» **Task**: Reproduce every record exactly as it appears, but not the pictures.

(Data records)
++++++++++++++++++++

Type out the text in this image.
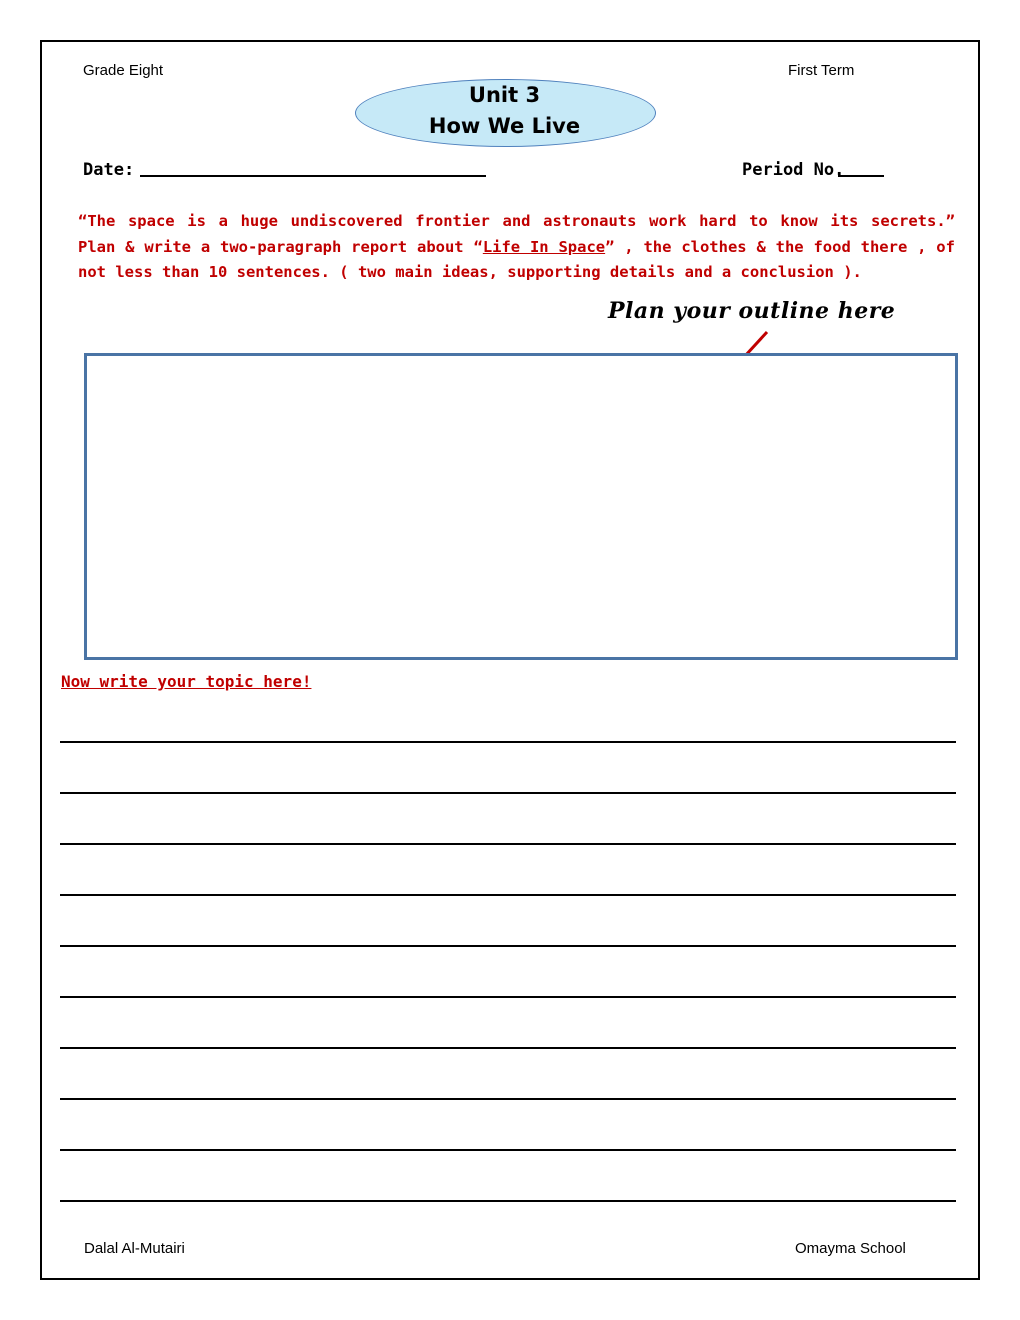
Grade Eight	First Term
Unit 3
How We Live
Date:	Period No.
“The space is a huge undiscovered frontier and astronauts work hard to know its secrets.” Plan & write a two-paragraph report about “Life In Space” , the clothes & the food there , of not less than 10 sentences. ( two main ideas, supporting details and a conclusion ).
Plan your outline here
Now write your topic here!
Dalal Al-Mutairi	Omayma School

++++++++++++++++++++

» **The solution**:
Type out the text in this image.
Grade Eight	First Term
Unit 3
How We Live
Date:	Period No.
“The space is a huge undiscovered frontier and astronauts work hard to know its secrets.” Plan & write a two-paragraph report about “Life In Space” , the clothes & the food there , of not less than 10 sentences. ( two main ideas, supporting details and a conclusion ).
Plan your outline here
Now write your topic here!
Dalal Al-Mutairi	Omayma School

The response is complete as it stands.